* _MATERIAL PROVIDED_
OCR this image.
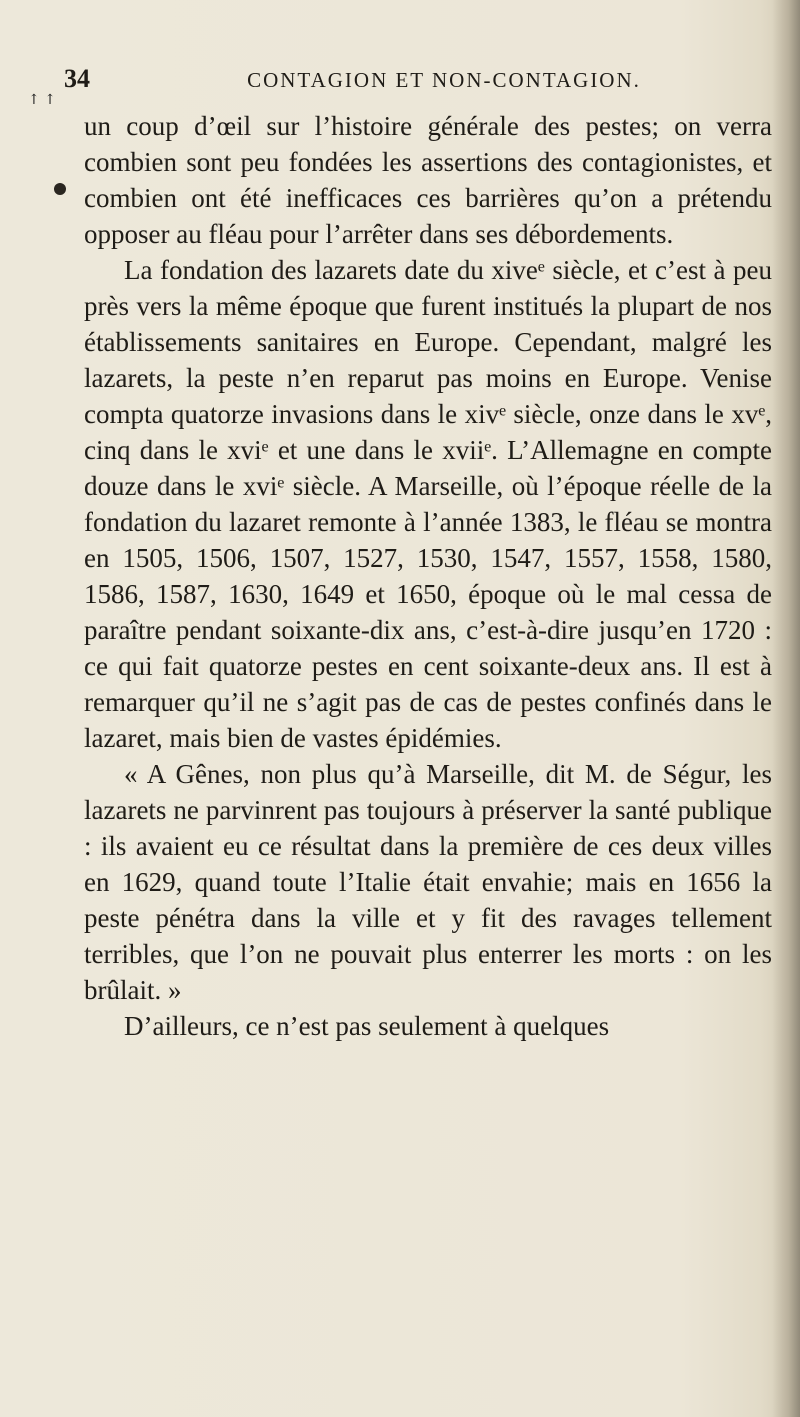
34	CONTAGION ET NON-CONTAGION.
↑ ↑

un coup d’œil sur l’histoire générale des pestes; on verra combien sont peu fondées les assertions des contagionistes, et combien ont été inefficaces ces barrières qu’on a prétendu opposer au fléau pour l’arrêter dans ses débordements.

La fondation des lazarets date du xiveᵉ siècle, et c’est à peu près vers la même époque que furent institués la plupart de nos établissements sanitaires en Europe. Cependant, malgré les lazarets, la peste n’en reparut pas moins en Europe. Venise compta quatorze invasions dans le xivᵉ siècle, onze dans le xvᵉ, cinq dans le xviᵉ et une dans le xviiᵉ. L’Allemagne en compte douze dans le xviᵉ siècle. A Marseille, où l’époque réelle de la fondation du lazaret remonte à l’année 1383, le fléau se montra en 1505, 1506, 1507, 1527, 1530, 1547, 1557, 1558, 1580, 1586, 1587, 1630, 1649 et 1650, époque où le mal cessa de paraître pendant soixante-dix ans, c’est-à-dire jusqu’en 1720 : ce qui fait quatorze pestes en cent soixante-deux ans. Il est à remarquer qu’il ne s’agit pas de cas de pestes confinés dans le lazaret, mais bien de vastes épidémies.

« A Gênes, non plus qu’à Marseille, dit M. de Ségur, les lazarets ne parvinrent pas toujours à préserver la santé publique : ils avaient eu ce résultat dans la première de ces deux villes en 1629, quand toute l’Italie était envahie; mais en 1656 la peste pénétra dans la ville et y fit des ravages tellement terribles, que l’on ne pouvait plus enterrer les morts : on les brûlait. »

D’ailleurs, ce n’est pas seulement à quelques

* _PROMPT_
Pick out every line of the listing containing the word "mais", and show those lines.

* _EXERCISE ANSWER_
La fondation des lazarets date du xiveᵉ siècle, et c’est à peu près vers la même époque que furent institués la plupart de nos établissements sanitaires en Europe. Cependant, malgré les lazarets, la peste n’en reparut pas moins en Europe. Venise compta quatorze invasions dans le xivᵉ siècle, onze dans le xvᵉ, cinq dans le xviᵉ et une dans le xviiᵉ. L’Allemagne en compte douze dans le xviᵉ siècle. A Marseille, où l’époque réelle de la fondation du lazaret remonte à l’année 1383, le fléau se montra en 1505, 1506, 1507, 1527, 1530, 1547, 1557, 1558, 1580, 1586, 1587, 1630, 1649 et 1650, époque où le mal cessa de paraître pendant soixante-dix ans, c’est-à-dire jusqu’en 1720 : ce qui fait quatorze pestes en cent soixante-deux ans. Il est à remarquer qu’il ne s’agit pas de cas de pestes confinés dans le lazaret, mais bien de vastes épidémies.
« A Gênes, non plus qu’à Marseille, dit M. de Ségur, les lazarets ne parvinrent pas toujours à préserver la santé publique : ils avaient eu ce résultat dans la première de ces deux villes en 1629, quand toute l’Italie était envahie; mais en 1656 la peste pénétra dans la ville et y fit des ravages tellement terribles, que l’on ne pouvait plus enterrer les morts : on les brûlait. »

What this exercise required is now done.